■ TRECHO SELECIONADO

━━━━━━

16.6.07

A ética que vem do pasto

Conselho se esforça para poupar o presidente do Senado, enrolado com lobista, bois e recibos falsos
O Conselho de Ética do Senado deu na semana passada uma valiosa
contribuição para consolidar a péssima reputação da classe política
brasileira. Sem se preocupar em ao menos fazer de conta que pretendia
investigar alguma coisa, o senador Epitácio Cafeteira, do PTB do
Maranhão, concluiu que o presidente do Congresso, Renan Calheiros, não
praticou atos que ferissem o decoro parlamentar ao utilizar os serviços
de um lobista da empreiteira Mendes Júnior para pagar as despesas de uma
filha durante quase dois anos. Cafeteira também não viu nada de mais no
fato de esses serviços incluírem o empréstimo de um apartamento para
encontros particulares e o uso do escritório da empreiteira como se
fosse uma tesouraria de Renan Calheiros. O senador Epitácio também não
detectou conflito algum no fato de o presidente do Congresso manter
relações de amizade com um empreiteiro do calibre de Zuleido Veras,
acusado de corrupção, formação de quadrilha e fraude em licitações. Se
aprovada, a decisão de Cafeteira, além de constranger os políticos
sérios, cria um novo e vergonhoso patamar ético no Parlamento. Qualquer
senador pode sentir-se autorizado a receber um empreiteiro em sua casa,
pedir-lhe um favor financeiro e, depois, compensá-lo com a apresentação
de uma emenda ao Orçamento. Estará simplesmente seguindo a
jurisprudência criada pelo senador Cafeteira.

━━━━━━

■ TRECHOS DOS REGISTROS

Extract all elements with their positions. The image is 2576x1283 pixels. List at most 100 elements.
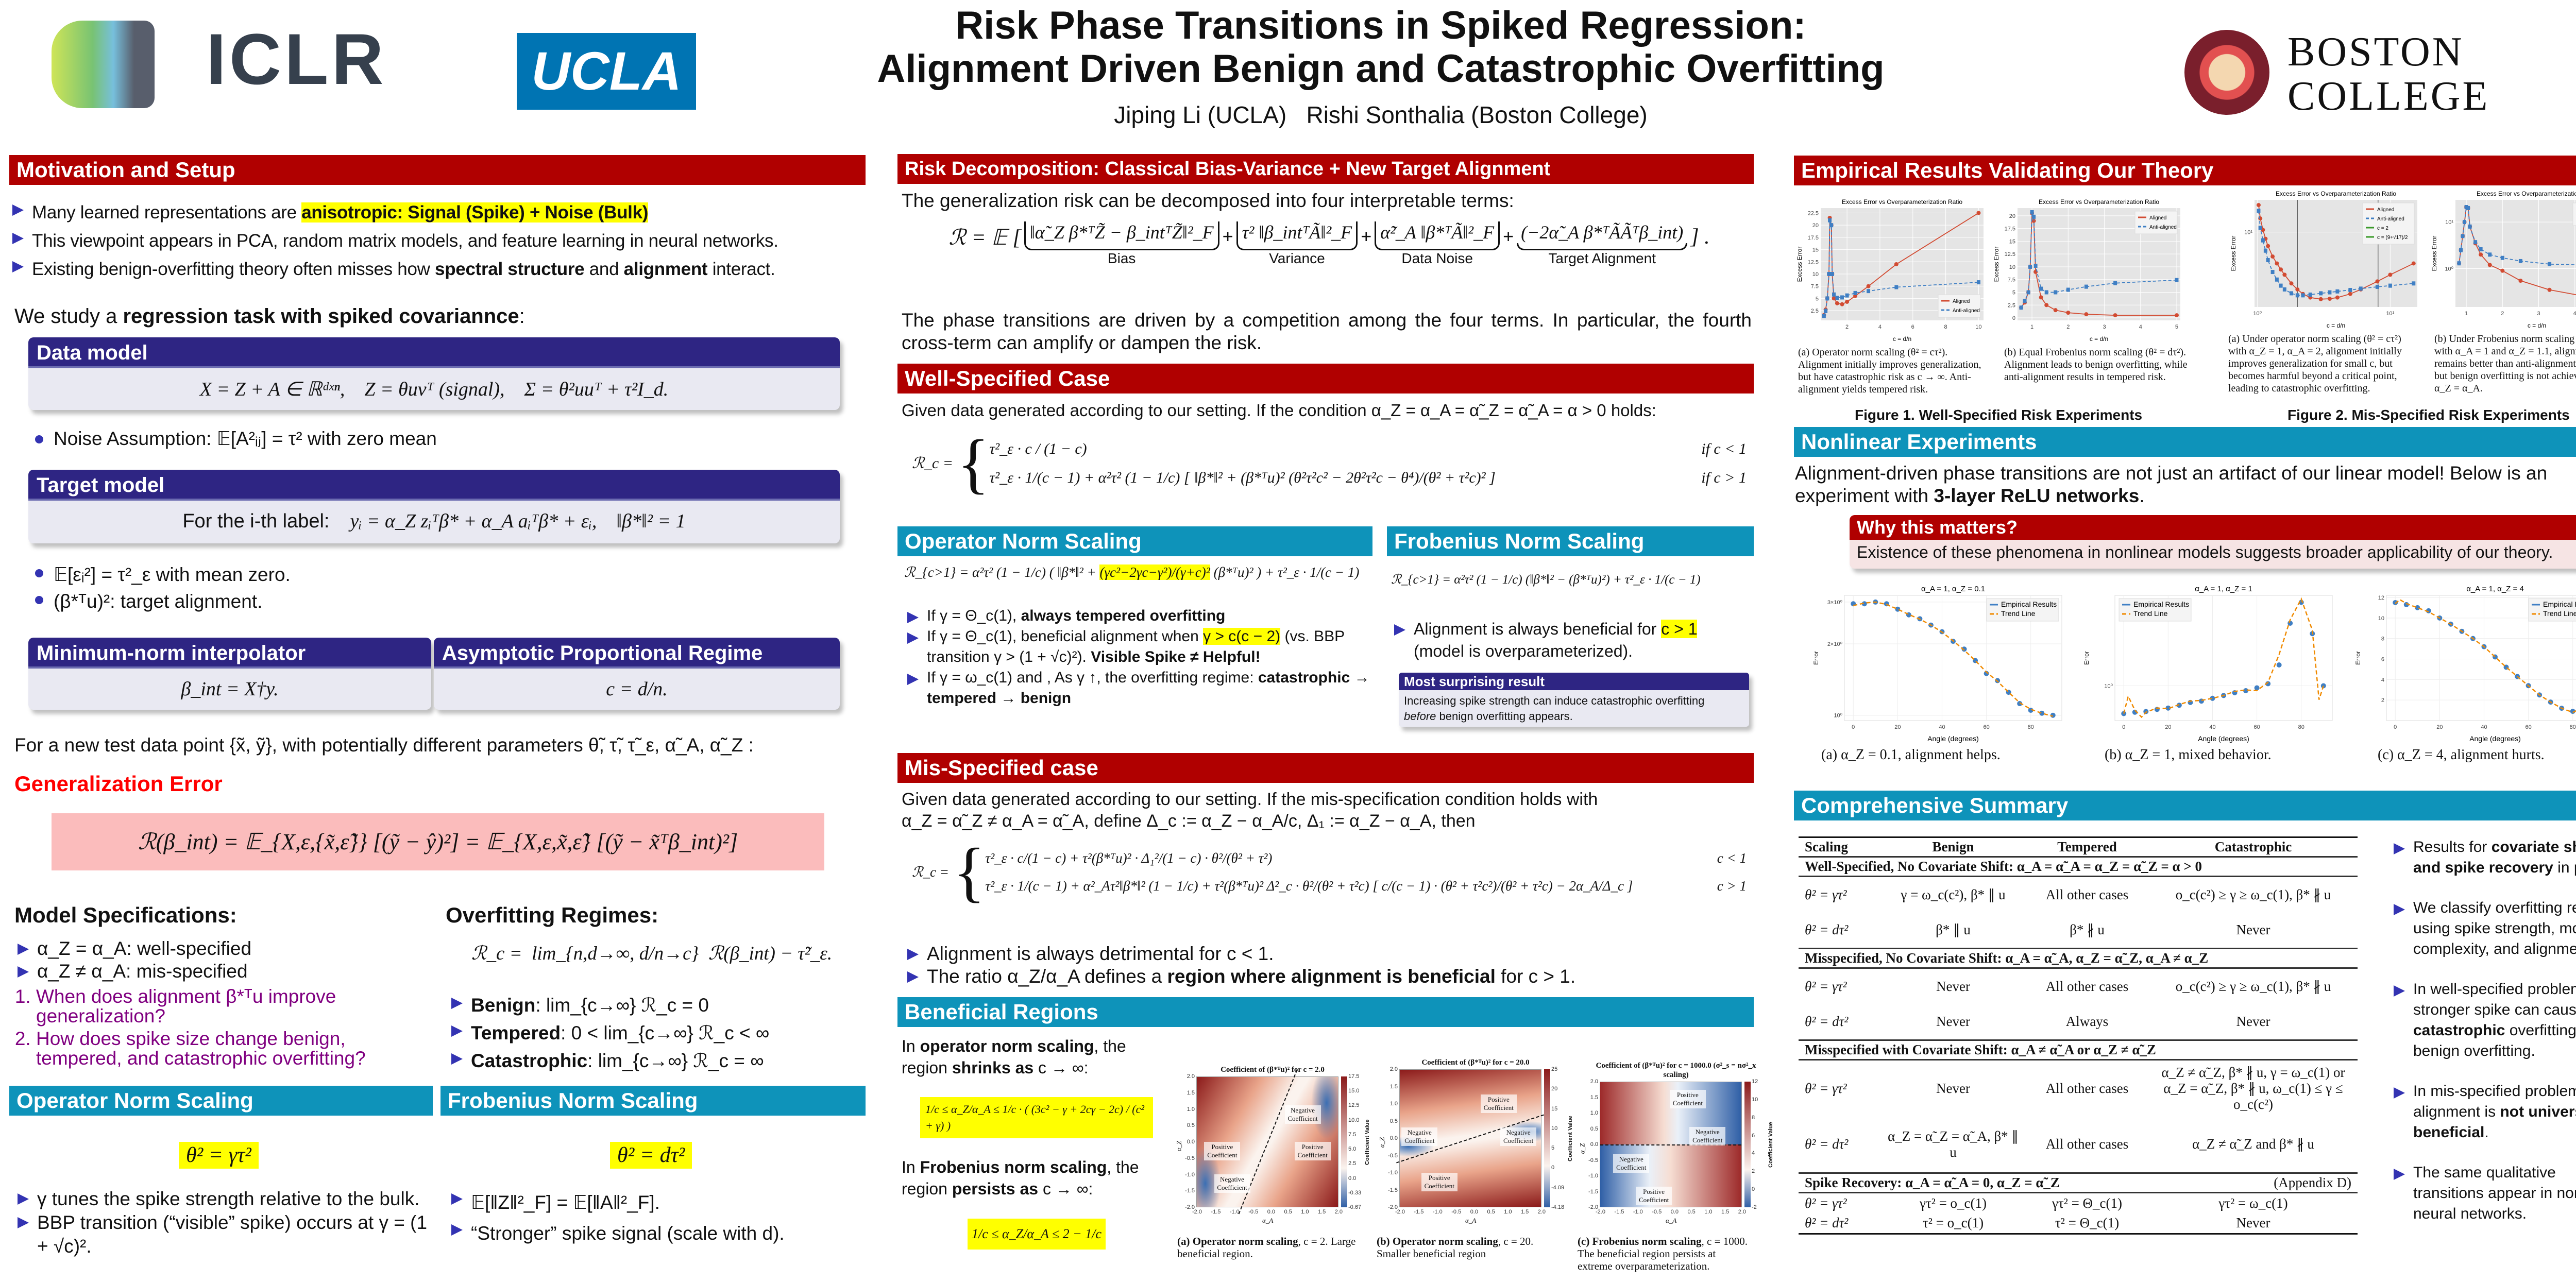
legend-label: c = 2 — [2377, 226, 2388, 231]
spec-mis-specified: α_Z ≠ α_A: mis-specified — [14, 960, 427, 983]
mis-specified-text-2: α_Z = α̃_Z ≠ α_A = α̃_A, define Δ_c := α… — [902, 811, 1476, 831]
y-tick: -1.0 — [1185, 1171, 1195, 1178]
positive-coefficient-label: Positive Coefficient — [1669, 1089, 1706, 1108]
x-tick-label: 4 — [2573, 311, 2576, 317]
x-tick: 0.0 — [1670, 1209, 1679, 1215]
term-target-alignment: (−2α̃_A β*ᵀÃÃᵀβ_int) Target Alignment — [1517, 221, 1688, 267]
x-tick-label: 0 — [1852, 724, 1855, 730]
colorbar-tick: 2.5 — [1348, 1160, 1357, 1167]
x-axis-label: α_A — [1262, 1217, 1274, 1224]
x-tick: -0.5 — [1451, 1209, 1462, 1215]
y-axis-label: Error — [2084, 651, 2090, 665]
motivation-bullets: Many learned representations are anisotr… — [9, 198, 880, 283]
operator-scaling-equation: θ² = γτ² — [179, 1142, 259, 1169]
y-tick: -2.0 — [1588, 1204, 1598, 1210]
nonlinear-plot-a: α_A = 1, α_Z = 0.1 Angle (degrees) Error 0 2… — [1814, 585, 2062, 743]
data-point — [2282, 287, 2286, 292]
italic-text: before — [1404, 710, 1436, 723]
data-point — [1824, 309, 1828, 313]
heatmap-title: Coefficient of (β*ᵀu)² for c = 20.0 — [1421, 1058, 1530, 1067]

━━━━━━

No trecho sobre o Conselho de Ética do Senado, liste todas as acusações feitas ao empreiteiro Zuleido Veras. Os registros são um material independente do trecho.

Corrupção, formação de quadrilha e fraude em licitações.